# DIRECTIONS FOR THIS TASK:
Your copy of the material must match it exactly, except that pictures are dropped.

# RECORDS TO USE:
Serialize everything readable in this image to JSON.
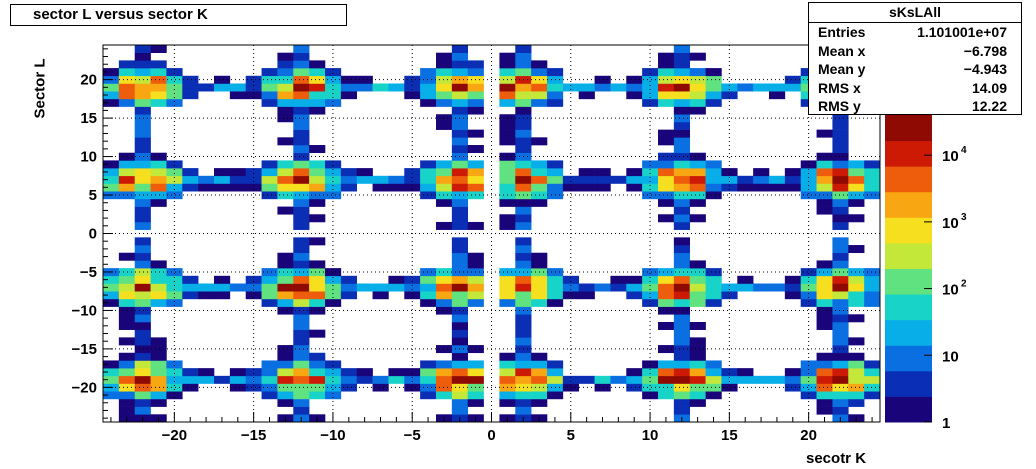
{
  "title": "sector L versus sector K",
  "stats": {
    "name": "sKsLAll",
    "rows": [
      {
        "label": "Entries",
        "value": "1.101001e+07"
      },
      {
        "label": "Mean x",
        "value": "−6.798"
      },
      {
        "label": "Mean y",
        "value": "−4.943"
      },
      {
        "label": "RMS x",
        "value": "14.09"
      },
      {
        "label": "RMS y",
        "value": "12.22"
      }
    ]
  },
  "chart_data": {
    "type": "heatmap",
    "title": "sector L versus sector K",
    "xlabel": "secotr K",
    "ylabel": "Sector L",
    "xlim": [
      -24.5,
      24.5
    ],
    "ylim": [
      -24.5,
      24.5
    ],
    "x_ticks": [
      -20,
      -15,
      -10,
      -5,
      0,
      5,
      10,
      15,
      20
    ],
    "y_ticks": [
      -20,
      -15,
      -10,
      -5,
      0,
      5,
      10,
      15,
      20
    ],
    "x_tick_labels": [
      "−20",
      "−15",
      "−10",
      "−5",
      "0",
      "5",
      "10",
      "15",
      "20"
    ],
    "y_tick_labels": [
      "−20",
      "−15",
      "−10",
      "−5",
      "0",
      "5",
      "10",
      "15",
      "20"
    ],
    "grid": true,
    "z_scale": "log",
    "z_range": [
      1,
      40000
    ],
    "colorbar_ticks": [
      {
        "value": 1,
        "base": "1",
        "exp": ""
      },
      {
        "value": 10,
        "base": "10",
        "exp": ""
      },
      {
        "value": 100,
        "base": "10",
        "exp": "2"
      },
      {
        "value": 1000,
        "base": "10",
        "exp": "3"
      },
      {
        "value": 10000,
        "base": "10",
        "exp": "4"
      }
    ],
    "colormap": [
      "#19047a",
      "#0a2fb5",
      "#0a6fe0",
      "#07aee8",
      "#18d4c8",
      "#5fe27f",
      "#c3e83a",
      "#f6df1e",
      "#f8a612",
      "#ee5d0b",
      "#cc1a05",
      "#8e0a03"
    ],
    "empty_row": 0,
    "empty_column": 0,
    "clusters_k": [
      -22,
      -12,
      -2,
      2,
      12,
      22
    ],
    "clusters_l": [
      -19,
      -7,
      7,
      19
    ]
  }
}
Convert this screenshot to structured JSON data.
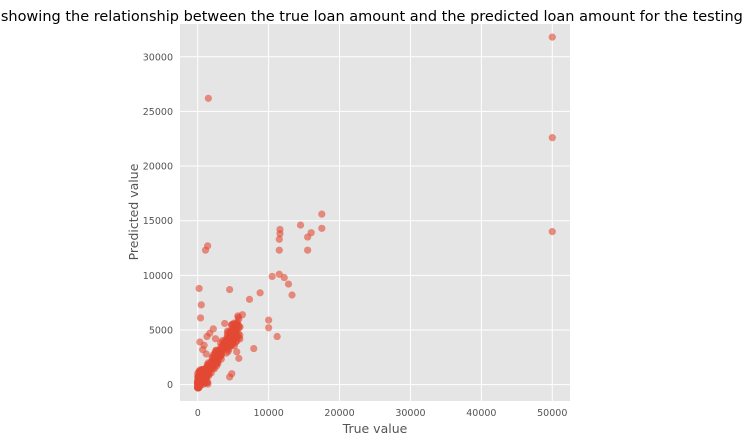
{
  "chart_data": {
    "type": "scatter",
    "title": "Graph showing the relationship between the true loan amount and the predicted loan amount for the testing dataset",
    "xlabel": "True value",
    "ylabel": "Predicted value",
    "xlim": [
      -2500,
      52500
    ],
    "ylim": [
      -1500,
      33000
    ],
    "xticks": [
      0,
      10000,
      20000,
      30000,
      40000,
      50000
    ],
    "yticks": [
      0,
      5000,
      10000,
      15000,
      20000,
      25000,
      30000
    ],
    "xtick_labels": [
      "0",
      "10000",
      "20000",
      "30000",
      "40000",
      "50000"
    ],
    "ytick_labels": [
      "0",
      "5000",
      "10000",
      "15000",
      "20000",
      "25000",
      "30000"
    ],
    "grid": true,
    "colors": {
      "background": "#E5E5E5",
      "point": "#E24A33",
      "grid": "#FFFFFF"
    },
    "series": [
      {
        "points": [
          [
            50000,
            31800
          ],
          [
            50000,
            22600
          ],
          [
            50000,
            14000
          ],
          [
            1500,
            26200
          ],
          [
            17500,
            15600
          ],
          [
            17500,
            14300
          ],
          [
            11600,
            14200
          ],
          [
            11600,
            13800
          ],
          [
            11500,
            13300
          ],
          [
            11500,
            12300
          ],
          [
            14500,
            14600
          ],
          [
            16000,
            13900
          ],
          [
            15500,
            13500
          ],
          [
            15500,
            12300
          ],
          [
            1400,
            12700
          ],
          [
            1100,
            12300
          ],
          [
            10500,
            9900
          ],
          [
            11500,
            10100
          ],
          [
            12200,
            9800
          ],
          [
            12800,
            9200
          ],
          [
            13300,
            8200
          ],
          [
            200,
            8800
          ],
          [
            4500,
            8700
          ],
          [
            8800,
            8400
          ],
          [
            7300,
            7800
          ],
          [
            500,
            7300
          ],
          [
            6300,
            6400
          ],
          [
            400,
            6100
          ],
          [
            5800,
            6000
          ],
          [
            10000,
            5900
          ],
          [
            10000,
            5200
          ],
          [
            11200,
            4400
          ],
          [
            7900,
            3300
          ],
          [
            5500,
            3000
          ],
          [
            5800,
            2400
          ],
          [
            4500,
            700
          ],
          [
            4800,
            1000
          ],
          [
            300,
            3900
          ],
          [
            900,
            3600
          ],
          [
            1300,
            4400
          ],
          [
            1700,
            4700
          ],
          [
            2200,
            5100
          ],
          [
            3800,
            5600
          ],
          [
            700,
            3200
          ],
          [
            1200,
            2800
          ],
          [
            2500,
            4200
          ]
        ]
      }
    ]
  }
}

# EXERCISE ANSWER:
Serialize everything readable in this image to JSON.
{
  "title": "sector L versus sector K",
  "stats": {
    "name": "sKsLAll",
    "rows": [
      {
        "label": "Entries",
        "value": "1.101001e+07"
      },
      {
        "label": "Mean x",
        "value": "−6.798"
      },
      {
        "label": "Mean y",
        "value": "−4.943"
      },
      {
        "label": "RMS x",
        "value": "14.09"
      },
      {
        "label": "RMS y",
        "value": "12.22"
      }
    ]
  },
  "chart_data": {
    "type": "heatmap",
    "title": "sector L versus sector K",
    "xlabel": "secotr K",
    "ylabel": "Sector L",
    "xlim": [
      -24.5,
      24.5
    ],
    "ylim": [
      -24.5,
      24.5
    ],
    "x_ticks": [
      -20,
      -15,
      -10,
      -5,
      0,
      5,
      10,
      15,
      20
    ],
    "y_ticks": [
      -20,
      -15,
      -10,
      -5,
      0,
      5,
      10,
      15,
      20
    ],
    "x_tick_labels": [
      "−20",
      "−15",
      "−10",
      "−5",
      "0",
      "5",
      "10",
      "15",
      "20"
    ],
    "y_tick_labels": [
      "−20",
      "−15",
      "−10",
      "−5",
      "0",
      "5",
      "10",
      "15",
      "20"
    ],
    "grid": true,
    "z_scale": "log",
    "z_range": [
      1,
      40000
    ],
    "colorbar_ticks": [
      {
        "value": 1,
        "base": "1",
        "exp": ""
      },
      {
        "value": 10,
        "base": "10",
        "exp": ""
      },
      {
        "value": 100,
        "base": "10",
        "exp": "2"
      },
      {
        "value": 1000,
        "base": "10",
        "exp": "3"
      },
      {
        "value": 10000,
        "base": "10",
        "exp": "4"
      }
    ],
    "colormap": [
      "#19047a",
      "#0a2fb5",
      "#0a6fe0",
      "#07aee8",
      "#18d4c8",
      "#5fe27f",
      "#c3e83a",
      "#f6df1e",
      "#f8a612",
      "#ee5d0b",
      "#cc1a05",
      "#8e0a03"
    ],
    "empty_row": 0,
    "empty_column": 0,
    "clusters_k": [
      -22,
      -12,
      -2,
      2,
      12,
      22
    ],
    "clusters_l": [
      -19,
      -7,
      7,
      19
    ]
  }
}
Convert this screenshot to structured JSON data.
{
  "chart_data": {
    "type": "scatter",
    "title": "Graph showing the relationship between the true loan amount and the predicted loan amount for the testing dataset",
    "xlabel": "True value",
    "ylabel": "Predicted value",
    "xlim": [
      -2500,
      52500
    ],
    "ylim": [
      -1500,
      33000
    ],
    "xticks": [
      0,
      10000,
      20000,
      30000,
      40000,
      50000
    ],
    "yticks": [
      0,
      5000,
      10000,
      15000,
      20000,
      25000,
      30000
    ],
    "xtick_labels": [
      "0",
      "10000",
      "20000",
      "30000",
      "40000",
      "50000"
    ],
    "ytick_labels": [
      "0",
      "5000",
      "10000",
      "15000",
      "20000",
      "25000",
      "30000"
    ],
    "grid": true,
    "colors": {
      "background": "#E5E5E5",
      "point": "#E24A33",
      "grid": "#FFFFFF"
    },
    "series": [
      {
        "points": [
          [
            50000,
            31800
          ],
          [
            50000,
            22600
          ],
          [
            50000,
            14000
          ],
          [
            1500,
            26200
          ],
          [
            17500,
            15600
          ],
          [
            17500,
            14300
          ],
          [
            11600,
            14200
          ],
          [
            11600,
            13800
          ],
          [
            11500,
            13300
          ],
          [
            11500,
            12300
          ],
          [
            14500,
            14600
          ],
          [
            16000,
            13900
          ],
          [
            15500,
            13500
          ],
          [
            15500,
            12300
          ],
          [
            1400,
            12700
          ],
          [
            1100,
            12300
          ],
          [
            10500,
            9900
          ],
          [
            11500,
            10100
          ],
          [
            12200,
            9800
          ],
          [
            12800,
            9200
          ],
          [
            13300,
            8200
          ],
          [
            200,
            8800
          ],
          [
            4500,
            8700
          ],
          [
            8800,
            8400
          ],
          [
            7300,
            7800
          ],
          [
            500,
            7300
          ],
          [
            6300,
            6400
          ],
          [
            400,
            6100
          ],
          [
            5800,
            6000
          ],
          [
            10000,
            5900
          ],
          [
            10000,
            5200
          ],
          [
            11200,
            4400
          ],
          [
            7900,
            3300
          ],
          [
            5500,
            3000
          ],
          [
            5800,
            2400
          ],
          [
            4500,
            700
          ],
          [
            4800,
            1000
          ],
          [
            300,
            3900
          ],
          [
            900,
            3600
          ],
          [
            1300,
            4400
          ],
          [
            1700,
            4700
          ],
          [
            2200,
            5100
          ],
          [
            3800,
            5600
          ],
          [
            700,
            3200
          ],
          [
            1200,
            2800
          ],
          [
            2500,
            4200
          ]
        ]
      }
    ]
  }
}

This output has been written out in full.